--- Records to use ---

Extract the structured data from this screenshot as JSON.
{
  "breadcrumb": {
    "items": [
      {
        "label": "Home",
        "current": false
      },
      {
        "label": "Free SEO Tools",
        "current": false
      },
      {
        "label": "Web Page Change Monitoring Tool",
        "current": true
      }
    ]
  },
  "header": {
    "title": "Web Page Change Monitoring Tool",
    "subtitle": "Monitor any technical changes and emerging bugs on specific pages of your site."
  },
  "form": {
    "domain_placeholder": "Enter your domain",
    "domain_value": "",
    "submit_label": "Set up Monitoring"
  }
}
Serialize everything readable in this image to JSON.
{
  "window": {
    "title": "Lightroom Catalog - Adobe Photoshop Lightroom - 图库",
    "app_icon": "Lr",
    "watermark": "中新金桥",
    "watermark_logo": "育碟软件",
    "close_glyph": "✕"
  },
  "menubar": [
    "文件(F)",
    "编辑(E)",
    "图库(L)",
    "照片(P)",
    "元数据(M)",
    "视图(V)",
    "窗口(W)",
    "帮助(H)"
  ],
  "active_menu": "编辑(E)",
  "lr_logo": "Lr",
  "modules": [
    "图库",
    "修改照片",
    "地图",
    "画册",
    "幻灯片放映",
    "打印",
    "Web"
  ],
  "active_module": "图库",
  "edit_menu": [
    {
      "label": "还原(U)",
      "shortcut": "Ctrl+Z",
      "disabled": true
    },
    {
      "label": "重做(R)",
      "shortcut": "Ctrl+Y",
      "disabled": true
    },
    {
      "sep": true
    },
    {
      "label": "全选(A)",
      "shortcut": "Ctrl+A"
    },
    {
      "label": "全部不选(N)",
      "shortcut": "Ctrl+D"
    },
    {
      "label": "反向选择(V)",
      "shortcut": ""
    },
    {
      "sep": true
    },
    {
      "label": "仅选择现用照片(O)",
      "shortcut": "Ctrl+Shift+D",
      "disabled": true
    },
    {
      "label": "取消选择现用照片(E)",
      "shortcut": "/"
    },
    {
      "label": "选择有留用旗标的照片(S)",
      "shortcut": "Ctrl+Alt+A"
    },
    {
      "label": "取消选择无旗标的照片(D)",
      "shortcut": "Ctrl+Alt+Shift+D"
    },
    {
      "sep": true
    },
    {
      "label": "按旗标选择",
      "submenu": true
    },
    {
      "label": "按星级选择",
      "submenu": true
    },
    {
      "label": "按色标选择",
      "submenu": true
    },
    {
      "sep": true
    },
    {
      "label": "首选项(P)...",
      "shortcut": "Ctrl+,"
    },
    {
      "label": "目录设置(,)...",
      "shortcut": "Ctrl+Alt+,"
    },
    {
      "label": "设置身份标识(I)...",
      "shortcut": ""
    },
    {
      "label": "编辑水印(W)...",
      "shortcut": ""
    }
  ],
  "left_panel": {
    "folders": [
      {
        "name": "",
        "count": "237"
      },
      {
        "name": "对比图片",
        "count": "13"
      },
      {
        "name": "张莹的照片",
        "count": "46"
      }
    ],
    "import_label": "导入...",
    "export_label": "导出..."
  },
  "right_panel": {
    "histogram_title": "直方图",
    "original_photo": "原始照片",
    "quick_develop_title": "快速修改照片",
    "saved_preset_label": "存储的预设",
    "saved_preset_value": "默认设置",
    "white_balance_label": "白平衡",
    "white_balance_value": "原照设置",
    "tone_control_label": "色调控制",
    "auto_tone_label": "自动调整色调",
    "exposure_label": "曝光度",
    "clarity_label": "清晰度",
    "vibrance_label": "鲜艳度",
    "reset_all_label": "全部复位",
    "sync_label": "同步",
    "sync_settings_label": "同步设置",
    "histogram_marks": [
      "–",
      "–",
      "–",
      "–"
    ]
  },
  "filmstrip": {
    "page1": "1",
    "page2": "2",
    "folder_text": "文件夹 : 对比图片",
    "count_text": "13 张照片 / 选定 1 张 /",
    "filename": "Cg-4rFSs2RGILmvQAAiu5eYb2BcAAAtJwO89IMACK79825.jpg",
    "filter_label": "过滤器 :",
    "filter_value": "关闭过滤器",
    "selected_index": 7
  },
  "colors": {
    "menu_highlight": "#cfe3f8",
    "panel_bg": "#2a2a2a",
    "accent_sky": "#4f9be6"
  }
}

---

● **Instruction**
Set down each entry again, unchanged.

● **Output of the task**
Extract the structured data from this screenshot as JSON.
{
  "breadcrumb": {
    "items": [
      {
        "label": "Home",
        "current": false
      },
      {
        "label": "Free SEO Tools",
        "current": false
      },
      {
        "label": "Web Page Change Monitoring Tool",
        "current": true
      }
    ]
  },
  "header": {
    "title": "Web Page Change Monitoring Tool",
    "subtitle": "Monitor any technical changes and emerging bugs on specific pages of your site."
  },
  "form": {
    "domain_placeholder": "Enter your domain",
    "domain_value": "",
    "submit_label": "Set up Monitoring"
  }
}
Serialize everything readable in this image to JSON.
{
  "window": {
    "title": "Lightroom Catalog - Adobe Photoshop Lightroom - 图库",
    "app_icon": "Lr",
    "watermark": "中新金桥",
    "watermark_logo": "育碟软件",
    "close_glyph": "✕"
  },
  "menubar": [
    "文件(F)",
    "编辑(E)",
    "图库(L)",
    "照片(P)",
    "元数据(M)",
    "视图(V)",
    "窗口(W)",
    "帮助(H)"
  ],
  "active_menu": "编辑(E)",
  "lr_logo": "Lr",
  "modules": [
    "图库",
    "修改照片",
    "地图",
    "画册",
    "幻灯片放映",
    "打印",
    "Web"
  ],
  "active_module": "图库",
  "edit_menu": [
    {
      "label": "还原(U)",
      "shortcut": "Ctrl+Z",
      "disabled": true
    },
    {
      "label": "重做(R)",
      "shortcut": "Ctrl+Y",
      "disabled": true
    },
    {
      "sep": true
    },
    {
      "label": "全选(A)",
      "shortcut": "Ctrl+A"
    },
    {
      "label": "全部不选(N)",
      "shortcut": "Ctrl+D"
    },
    {
      "label": "反向选择(V)",
      "shortcut": ""
    },
    {
      "sep": true
    },
    {
      "label": "仅选择现用照片(O)",
      "shortcut": "Ctrl+Shift+D",
      "disabled": true
    },
    {
      "label": "取消选择现用照片(E)",
      "shortcut": "/"
    },
    {
      "label": "选择有留用旗标的照片(S)",
      "shortcut": "Ctrl+Alt+A"
    },
    {
      "label": "取消选择无旗标的照片(D)",
      "shortcut": "Ctrl+Alt+Shift+D"
    },
    {
      "sep": true
    },
    {
      "label": "按旗标选择",
      "submenu": true
    },
    {
      "label": "按星级选择",
      "submenu": true
    },
    {
      "label": "按色标选择",
      "submenu": true
    },
    {
      "sep": true
    },
    {
      "label": "首选项(P)...",
      "shortcut": "Ctrl+,"
    },
    {
      "label": "目录设置(,)...",
      "shortcut": "Ctrl+Alt+,"
    },
    {
      "label": "设置身份标识(I)...",
      "shortcut": ""
    },
    {
      "label": "编辑水印(W)...",
      "shortcut": ""
    }
  ],
  "left_panel": {
    "folders": [
      {
        "name": "",
        "count": "237"
      },
      {
        "name": "对比图片",
        "count": "13"
      },
      {
        "name": "张莹的照片",
        "count": "46"
      }
    ],
    "import_label": "导入...",
    "export_label": "导出..."
  },
  "right_panel": {
    "histogram_title": "直方图",
    "original_photo": "原始照片",
    "quick_develop_title": "快速修改照片",
    "saved_preset_label": "存储的预设",
    "saved_preset_value": "默认设置",
    "white_balance_label": "白平衡",
    "white_balance_value": "原照设置",
    "tone_control_label": "色调控制",
    "auto_tone_label": "自动调整色调",
    "exposure_label": "曝光度",
    "clarity_label": "清晰度",
    "vibrance_label": "鲜艳度",
    "reset_all_label": "全部复位",
    "sync_label": "同步",
    "sync_settings_label": "同步设置",
    "histogram_marks": [
      "–",
      "–",
      "–",
      "–"
    ]
  },
  "filmstrip": {
    "page1": "1",
    "page2": "2",
    "folder_text": "文件夹 : 对比图片",
    "count_text": "13 张照片 / 选定 1 张 /",
    "filename": "Cg-4rFSs2RGILmvQAAiu5eYb2BcAAAtJwO89IMACK79825.jpg",
    "filter_label": "过滤器 :",
    "filter_value": "关闭过滤器",
    "selected_index": 7
  },
  "colors": {
    "menu_highlight": "#cfe3f8",
    "panel_bg": "#2a2a2a",
    "accent_sky": "#4f9be6"
  }
}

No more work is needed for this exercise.